## [What to produce]
Your task is to copy every record exactly.
☆ ☆ ☆ ☆ ☆
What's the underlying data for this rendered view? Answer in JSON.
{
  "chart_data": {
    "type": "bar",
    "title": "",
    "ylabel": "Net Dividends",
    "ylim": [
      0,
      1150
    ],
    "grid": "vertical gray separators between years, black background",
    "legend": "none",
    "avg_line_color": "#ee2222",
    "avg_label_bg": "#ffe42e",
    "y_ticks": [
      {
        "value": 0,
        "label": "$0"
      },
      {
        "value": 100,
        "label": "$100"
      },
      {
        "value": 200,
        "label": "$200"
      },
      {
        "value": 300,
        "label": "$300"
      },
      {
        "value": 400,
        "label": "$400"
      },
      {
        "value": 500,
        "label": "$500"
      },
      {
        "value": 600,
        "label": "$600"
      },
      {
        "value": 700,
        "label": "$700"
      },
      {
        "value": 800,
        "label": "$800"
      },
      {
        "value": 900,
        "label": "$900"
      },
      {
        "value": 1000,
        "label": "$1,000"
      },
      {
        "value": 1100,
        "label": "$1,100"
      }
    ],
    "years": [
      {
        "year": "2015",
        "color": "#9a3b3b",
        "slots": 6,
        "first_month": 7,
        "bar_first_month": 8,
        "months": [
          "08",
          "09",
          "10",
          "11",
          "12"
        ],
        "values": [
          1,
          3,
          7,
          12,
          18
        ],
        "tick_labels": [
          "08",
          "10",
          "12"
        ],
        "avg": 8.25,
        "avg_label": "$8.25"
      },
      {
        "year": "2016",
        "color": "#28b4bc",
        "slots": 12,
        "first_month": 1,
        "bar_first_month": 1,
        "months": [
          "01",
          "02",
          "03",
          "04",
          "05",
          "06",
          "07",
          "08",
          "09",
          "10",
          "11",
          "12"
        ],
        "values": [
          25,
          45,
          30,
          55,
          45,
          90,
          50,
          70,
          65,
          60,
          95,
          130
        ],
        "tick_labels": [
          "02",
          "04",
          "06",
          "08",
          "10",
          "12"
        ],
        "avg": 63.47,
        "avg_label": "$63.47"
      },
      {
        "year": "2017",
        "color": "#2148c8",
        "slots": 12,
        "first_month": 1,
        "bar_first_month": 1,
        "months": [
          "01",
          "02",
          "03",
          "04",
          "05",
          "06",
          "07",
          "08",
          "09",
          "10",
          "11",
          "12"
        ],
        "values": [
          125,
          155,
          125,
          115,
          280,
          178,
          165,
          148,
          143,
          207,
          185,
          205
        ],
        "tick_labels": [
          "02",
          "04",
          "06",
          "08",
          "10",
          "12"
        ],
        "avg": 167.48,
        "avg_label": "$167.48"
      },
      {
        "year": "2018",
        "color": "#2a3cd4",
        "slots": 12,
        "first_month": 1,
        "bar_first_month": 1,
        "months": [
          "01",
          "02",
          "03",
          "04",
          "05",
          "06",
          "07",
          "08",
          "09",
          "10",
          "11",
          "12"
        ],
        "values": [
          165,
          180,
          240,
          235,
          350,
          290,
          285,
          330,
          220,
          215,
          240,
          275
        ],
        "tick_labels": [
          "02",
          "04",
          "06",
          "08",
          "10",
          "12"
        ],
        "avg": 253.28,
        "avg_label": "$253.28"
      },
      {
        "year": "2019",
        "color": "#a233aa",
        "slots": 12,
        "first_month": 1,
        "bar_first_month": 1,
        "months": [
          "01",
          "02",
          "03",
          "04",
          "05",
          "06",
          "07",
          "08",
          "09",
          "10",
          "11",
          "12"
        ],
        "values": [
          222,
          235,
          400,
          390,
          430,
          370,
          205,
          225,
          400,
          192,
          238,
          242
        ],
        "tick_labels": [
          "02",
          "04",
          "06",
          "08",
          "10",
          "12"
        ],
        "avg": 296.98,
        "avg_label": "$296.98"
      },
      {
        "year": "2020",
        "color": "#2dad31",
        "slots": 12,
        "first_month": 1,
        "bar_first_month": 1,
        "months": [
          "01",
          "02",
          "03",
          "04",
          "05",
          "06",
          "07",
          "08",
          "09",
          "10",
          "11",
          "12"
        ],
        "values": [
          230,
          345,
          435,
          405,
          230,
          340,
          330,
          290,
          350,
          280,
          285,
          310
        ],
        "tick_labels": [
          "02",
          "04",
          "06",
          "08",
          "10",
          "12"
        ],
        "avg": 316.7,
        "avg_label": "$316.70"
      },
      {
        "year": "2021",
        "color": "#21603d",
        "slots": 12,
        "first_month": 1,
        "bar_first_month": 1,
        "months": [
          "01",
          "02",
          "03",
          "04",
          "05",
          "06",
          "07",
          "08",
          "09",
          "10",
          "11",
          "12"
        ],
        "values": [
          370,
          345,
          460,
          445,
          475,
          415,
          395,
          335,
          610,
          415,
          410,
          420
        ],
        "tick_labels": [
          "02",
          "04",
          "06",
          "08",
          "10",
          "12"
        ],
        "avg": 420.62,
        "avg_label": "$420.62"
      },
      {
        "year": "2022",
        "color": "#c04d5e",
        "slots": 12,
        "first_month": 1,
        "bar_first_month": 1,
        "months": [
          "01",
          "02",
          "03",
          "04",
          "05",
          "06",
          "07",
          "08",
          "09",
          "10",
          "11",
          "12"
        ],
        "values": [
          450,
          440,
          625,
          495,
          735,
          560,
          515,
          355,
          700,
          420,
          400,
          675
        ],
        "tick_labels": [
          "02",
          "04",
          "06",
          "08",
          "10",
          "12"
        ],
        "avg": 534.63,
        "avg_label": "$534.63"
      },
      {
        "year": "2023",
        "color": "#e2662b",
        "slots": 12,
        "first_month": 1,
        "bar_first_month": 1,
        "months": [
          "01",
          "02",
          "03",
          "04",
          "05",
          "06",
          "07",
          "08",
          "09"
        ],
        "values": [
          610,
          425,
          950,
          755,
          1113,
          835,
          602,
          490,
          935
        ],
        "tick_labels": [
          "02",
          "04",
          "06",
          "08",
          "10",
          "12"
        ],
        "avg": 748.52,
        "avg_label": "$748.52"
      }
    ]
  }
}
☆ ☆ ☆ ☆ ☆
## [Response to this task]
What's the underlying data for this rendered view? Answer in JSON.
{
  "chart_data": {
    "type": "bar",
    "title": "",
    "ylabel": "Net Dividends",
    "ylim": [
      0,
      1150
    ],
    "grid": "vertical gray separators between years, black background",
    "legend": "none",
    "avg_line_color": "#ee2222",
    "avg_label_bg": "#ffe42e",
    "y_ticks": [
      {
        "value": 0,
        "label": "$0"
      },
      {
        "value": 100,
        "label": "$100"
      },
      {
        "value": 200,
        "label": "$200"
      },
      {
        "value": 300,
        "label": "$300"
      },
      {
        "value": 400,
        "label": "$400"
      },
      {
        "value": 500,
        "label": "$500"
      },
      {
        "value": 600,
        "label": "$600"
      },
      {
        "value": 700,
        "label": "$700"
      },
      {
        "value": 800,
        "label": "$800"
      },
      {
        "value": 900,
        "label": "$900"
      },
      {
        "value": 1000,
        "label": "$1,000"
      },
      {
        "value": 1100,
        "label": "$1,100"
      }
    ],
    "years": [
      {
        "year": "2015",
        "color": "#9a3b3b",
        "slots": 6,
        "first_month": 7,
        "bar_first_month": 8,
        "months": [
          "08",
          "09",
          "10",
          "11",
          "12"
        ],
        "values": [
          1,
          3,
          7,
          12,
          18
        ],
        "tick_labels": [
          "08",
          "10",
          "12"
        ],
        "avg": 8.25,
        "avg_label": "$8.25"
      },
      {
        "year": "2016",
        "color": "#28b4bc",
        "slots": 12,
        "first_month": 1,
        "bar_first_month": 1,
        "months": [
          "01",
          "02",
          "03",
          "04",
          "05",
          "06",
          "07",
          "08",
          "09",
          "10",
          "11",
          "12"
        ],
        "values": [
          25,
          45,
          30,
          55,
          45,
          90,
          50,
          70,
          65,
          60,
          95,
          130
        ],
        "tick_labels": [
          "02",
          "04",
          "06",
          "08",
          "10",
          "12"
        ],
        "avg": 63.47,
        "avg_label": "$63.47"
      },
      {
        "year": "2017",
        "color": "#2148c8",
        "slots": 12,
        "first_month": 1,
        "bar_first_month": 1,
        "months": [
          "01",
          "02",
          "03",
          "04",
          "05",
          "06",
          "07",
          "08",
          "09",
          "10",
          "11",
          "12"
        ],
        "values": [
          125,
          155,
          125,
          115,
          280,
          178,
          165,
          148,
          143,
          207,
          185,
          205
        ],
        "tick_labels": [
          "02",
          "04",
          "06",
          "08",
          "10",
          "12"
        ],
        "avg": 167.48,
        "avg_label": "$167.48"
      },
      {
        "year": "2018",
        "color": "#2a3cd4",
        "slots": 12,
        "first_month": 1,
        "bar_first_month": 1,
        "months": [
          "01",
          "02",
          "03",
          "04",
          "05",
          "06",
          "07",
          "08",
          "09",
          "10",
          "11",
          "12"
        ],
        "values": [
          165,
          180,
          240,
          235,
          350,
          290,
          285,
          330,
          220,
          215,
          240,
          275
        ],
        "tick_labels": [
          "02",
          "04",
          "06",
          "08",
          "10",
          "12"
        ],
        "avg": 253.28,
        "avg_label": "$253.28"
      },
      {
        "year": "2019",
        "color": "#a233aa",
        "slots": 12,
        "first_month": 1,
        "bar_first_month": 1,
        "months": [
          "01",
          "02",
          "03",
          "04",
          "05",
          "06",
          "07",
          "08",
          "09",
          "10",
          "11",
          "12"
        ],
        "values": [
          222,
          235,
          400,
          390,
          430,
          370,
          205,
          225,
          400,
          192,
          238,
          242
        ],
        "tick_labels": [
          "02",
          "04",
          "06",
          "08",
          "10",
          "12"
        ],
        "avg": 296.98,
        "avg_label": "$296.98"
      },
      {
        "year": "2020",
        "color": "#2dad31",
        "slots": 12,
        "first_month": 1,
        "bar_first_month": 1,
        "months": [
          "01",
          "02",
          "03",
          "04",
          "05",
          "06",
          "07",
          "08",
          "09",
          "10",
          "11",
          "12"
        ],
        "values": [
          230,
          345,
          435,
          405,
          230,
          340,
          330,
          290,
          350,
          280,
          285,
          310
        ],
        "tick_labels": [
          "02",
          "04",
          "06",
          "08",
          "10",
          "12"
        ],
        "avg": 316.7,
        "avg_label": "$316.70"
      },
      {
        "year": "2021",
        "color": "#21603d",
        "slots": 12,
        "first_month": 1,
        "bar_first_month": 1,
        "months": [
          "01",
          "02",
          "03",
          "04",
          "05",
          "06",
          "07",
          "08",
          "09",
          "10",
          "11",
          "12"
        ],
        "values": [
          370,
          345,
          460,
          445,
          475,
          415,
          395,
          335,
          610,
          415,
          410,
          420
        ],
        "tick_labels": [
          "02",
          "04",
          "06",
          "08",
          "10",
          "12"
        ],
        "avg": 420.62,
        "avg_label": "$420.62"
      },
      {
        "year": "2022",
        "color": "#c04d5e",
        "slots": 12,
        "first_month": 1,
        "bar_first_month": 1,
        "months": [
          "01",
          "02",
          "03",
          "04",
          "05",
          "06",
          "07",
          "08",
          "09",
          "10",
          "11",
          "12"
        ],
        "values": [
          450,
          440,
          625,
          495,
          735,
          560,
          515,
          355,
          700,
          420,
          400,
          675
        ],
        "tick_labels": [
          "02",
          "04",
          "06",
          "08",
          "10",
          "12"
        ],
        "avg": 534.63,
        "avg_label": "$534.63"
      },
      {
        "year": "2023",
        "color": "#e2662b",
        "slots": 12,
        "first_month": 1,
        "bar_first_month": 1,
        "months": [
          "01",
          "02",
          "03",
          "04",
          "05",
          "06",
          "07",
          "08",
          "09"
        ],
        "values": [
          610,
          425,
          950,
          755,
          1113,
          835,
          602,
          490,
          935
        ],
        "tick_labels": [
          "02",
          "04",
          "06",
          "08",
          "10",
          "12"
        ],
        "avg": 748.52,
        "avg_label": "$748.52"
      }
    ]
  }
}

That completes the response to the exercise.